Instructions for the task >>
Check each line of the material below, and copy it if it holds the string "Dimanche".

[Extracted data entries]
★ ★ ★ ★

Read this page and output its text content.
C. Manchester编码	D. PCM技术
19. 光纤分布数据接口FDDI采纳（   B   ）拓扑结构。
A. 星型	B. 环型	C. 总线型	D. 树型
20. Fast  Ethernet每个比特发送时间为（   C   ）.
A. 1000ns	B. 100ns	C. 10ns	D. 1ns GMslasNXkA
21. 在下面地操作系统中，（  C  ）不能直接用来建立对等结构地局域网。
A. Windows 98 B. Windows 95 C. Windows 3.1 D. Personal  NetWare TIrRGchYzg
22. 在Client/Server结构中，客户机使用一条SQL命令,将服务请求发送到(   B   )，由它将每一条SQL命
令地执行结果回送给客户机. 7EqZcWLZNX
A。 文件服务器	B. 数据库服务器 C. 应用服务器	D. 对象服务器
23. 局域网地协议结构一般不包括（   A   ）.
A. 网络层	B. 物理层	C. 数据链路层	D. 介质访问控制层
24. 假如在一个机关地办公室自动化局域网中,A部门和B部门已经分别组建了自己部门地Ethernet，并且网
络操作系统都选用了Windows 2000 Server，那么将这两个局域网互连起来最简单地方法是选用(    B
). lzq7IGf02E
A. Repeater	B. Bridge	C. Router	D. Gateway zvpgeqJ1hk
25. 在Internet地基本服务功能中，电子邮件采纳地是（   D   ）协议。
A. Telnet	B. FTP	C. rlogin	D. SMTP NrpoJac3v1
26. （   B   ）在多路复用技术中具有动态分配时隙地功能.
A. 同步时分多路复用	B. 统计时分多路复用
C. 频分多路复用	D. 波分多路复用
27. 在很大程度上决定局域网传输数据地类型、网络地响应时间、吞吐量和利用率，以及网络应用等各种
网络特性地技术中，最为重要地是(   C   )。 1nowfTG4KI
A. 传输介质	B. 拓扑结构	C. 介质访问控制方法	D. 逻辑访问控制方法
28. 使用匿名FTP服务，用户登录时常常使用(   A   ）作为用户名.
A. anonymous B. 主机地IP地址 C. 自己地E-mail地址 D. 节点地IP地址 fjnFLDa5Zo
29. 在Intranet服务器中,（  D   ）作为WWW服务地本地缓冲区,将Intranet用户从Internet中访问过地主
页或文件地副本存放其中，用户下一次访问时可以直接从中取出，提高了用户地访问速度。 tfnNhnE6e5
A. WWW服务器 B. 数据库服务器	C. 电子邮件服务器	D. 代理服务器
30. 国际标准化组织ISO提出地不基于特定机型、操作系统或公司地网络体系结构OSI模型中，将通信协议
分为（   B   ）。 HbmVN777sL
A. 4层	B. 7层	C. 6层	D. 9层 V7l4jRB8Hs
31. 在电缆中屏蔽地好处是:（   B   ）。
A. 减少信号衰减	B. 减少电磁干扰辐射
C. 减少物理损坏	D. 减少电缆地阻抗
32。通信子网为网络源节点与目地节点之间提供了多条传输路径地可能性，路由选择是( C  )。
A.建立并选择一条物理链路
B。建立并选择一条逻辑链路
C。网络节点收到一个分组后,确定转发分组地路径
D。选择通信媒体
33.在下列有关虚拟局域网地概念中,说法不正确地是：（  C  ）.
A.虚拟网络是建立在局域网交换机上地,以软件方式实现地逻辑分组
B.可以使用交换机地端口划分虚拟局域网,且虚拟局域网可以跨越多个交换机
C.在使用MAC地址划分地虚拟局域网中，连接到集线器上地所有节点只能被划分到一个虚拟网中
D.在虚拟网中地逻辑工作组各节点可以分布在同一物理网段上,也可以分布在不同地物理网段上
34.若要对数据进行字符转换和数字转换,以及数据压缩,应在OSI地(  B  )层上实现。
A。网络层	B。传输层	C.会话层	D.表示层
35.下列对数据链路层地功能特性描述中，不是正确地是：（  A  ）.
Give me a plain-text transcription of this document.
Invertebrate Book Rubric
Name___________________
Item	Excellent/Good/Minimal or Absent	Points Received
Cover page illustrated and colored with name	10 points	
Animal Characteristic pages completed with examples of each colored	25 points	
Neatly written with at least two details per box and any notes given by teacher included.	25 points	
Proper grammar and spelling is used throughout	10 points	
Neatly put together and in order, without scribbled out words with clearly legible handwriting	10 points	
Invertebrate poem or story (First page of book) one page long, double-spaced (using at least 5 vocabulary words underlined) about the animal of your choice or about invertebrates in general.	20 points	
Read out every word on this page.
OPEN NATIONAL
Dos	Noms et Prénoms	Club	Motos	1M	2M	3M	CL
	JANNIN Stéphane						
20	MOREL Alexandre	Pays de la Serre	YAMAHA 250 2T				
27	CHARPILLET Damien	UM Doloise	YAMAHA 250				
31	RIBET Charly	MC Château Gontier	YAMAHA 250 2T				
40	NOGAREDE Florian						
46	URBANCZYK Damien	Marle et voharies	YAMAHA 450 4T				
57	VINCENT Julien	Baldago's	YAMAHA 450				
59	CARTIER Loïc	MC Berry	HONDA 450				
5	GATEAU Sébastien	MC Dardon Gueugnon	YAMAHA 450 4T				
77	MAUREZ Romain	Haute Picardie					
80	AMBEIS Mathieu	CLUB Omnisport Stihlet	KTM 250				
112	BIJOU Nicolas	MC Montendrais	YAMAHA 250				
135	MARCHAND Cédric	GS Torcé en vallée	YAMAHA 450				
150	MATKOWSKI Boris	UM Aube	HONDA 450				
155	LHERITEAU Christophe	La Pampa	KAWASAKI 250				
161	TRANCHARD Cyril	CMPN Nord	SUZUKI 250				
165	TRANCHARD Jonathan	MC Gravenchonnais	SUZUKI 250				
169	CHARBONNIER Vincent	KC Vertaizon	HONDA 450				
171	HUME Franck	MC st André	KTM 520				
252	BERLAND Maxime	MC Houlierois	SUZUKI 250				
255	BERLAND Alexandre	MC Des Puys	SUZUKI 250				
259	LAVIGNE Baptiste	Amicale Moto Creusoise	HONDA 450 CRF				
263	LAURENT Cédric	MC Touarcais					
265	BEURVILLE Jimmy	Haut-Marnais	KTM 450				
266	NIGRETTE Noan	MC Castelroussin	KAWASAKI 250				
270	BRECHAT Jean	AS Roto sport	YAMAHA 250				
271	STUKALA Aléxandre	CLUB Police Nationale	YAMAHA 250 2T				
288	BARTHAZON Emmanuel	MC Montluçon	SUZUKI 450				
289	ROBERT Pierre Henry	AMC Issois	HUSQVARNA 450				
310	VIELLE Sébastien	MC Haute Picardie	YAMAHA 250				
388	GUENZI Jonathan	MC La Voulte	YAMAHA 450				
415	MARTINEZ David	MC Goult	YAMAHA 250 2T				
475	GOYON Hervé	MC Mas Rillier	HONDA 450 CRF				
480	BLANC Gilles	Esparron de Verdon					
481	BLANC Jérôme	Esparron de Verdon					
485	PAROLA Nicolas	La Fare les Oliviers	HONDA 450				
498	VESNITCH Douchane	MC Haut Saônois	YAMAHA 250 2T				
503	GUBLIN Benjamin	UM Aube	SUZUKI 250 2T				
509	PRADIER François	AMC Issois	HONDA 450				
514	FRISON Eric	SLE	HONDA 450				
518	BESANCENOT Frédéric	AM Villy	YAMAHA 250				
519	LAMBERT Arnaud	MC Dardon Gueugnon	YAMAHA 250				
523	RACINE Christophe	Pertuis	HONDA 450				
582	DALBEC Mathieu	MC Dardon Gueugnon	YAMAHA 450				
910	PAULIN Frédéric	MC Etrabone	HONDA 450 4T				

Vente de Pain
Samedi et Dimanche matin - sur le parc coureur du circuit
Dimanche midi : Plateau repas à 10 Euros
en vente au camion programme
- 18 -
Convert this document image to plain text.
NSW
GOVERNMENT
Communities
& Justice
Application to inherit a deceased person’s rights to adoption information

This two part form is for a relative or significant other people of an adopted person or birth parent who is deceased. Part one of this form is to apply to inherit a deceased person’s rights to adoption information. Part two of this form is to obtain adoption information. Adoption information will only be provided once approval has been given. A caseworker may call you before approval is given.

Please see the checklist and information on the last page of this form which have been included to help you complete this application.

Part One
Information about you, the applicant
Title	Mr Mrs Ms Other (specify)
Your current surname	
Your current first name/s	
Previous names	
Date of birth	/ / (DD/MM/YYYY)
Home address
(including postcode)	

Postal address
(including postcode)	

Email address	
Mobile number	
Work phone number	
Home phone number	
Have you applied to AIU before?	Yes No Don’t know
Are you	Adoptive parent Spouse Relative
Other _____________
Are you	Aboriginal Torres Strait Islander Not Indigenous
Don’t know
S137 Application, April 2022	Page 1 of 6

★ ★ ★ ★

Result of this exercise >>
Samedi et Dimanche matin - sur le parc coureur du circuit
Dimanche midi : Plateau repas à 10 Euros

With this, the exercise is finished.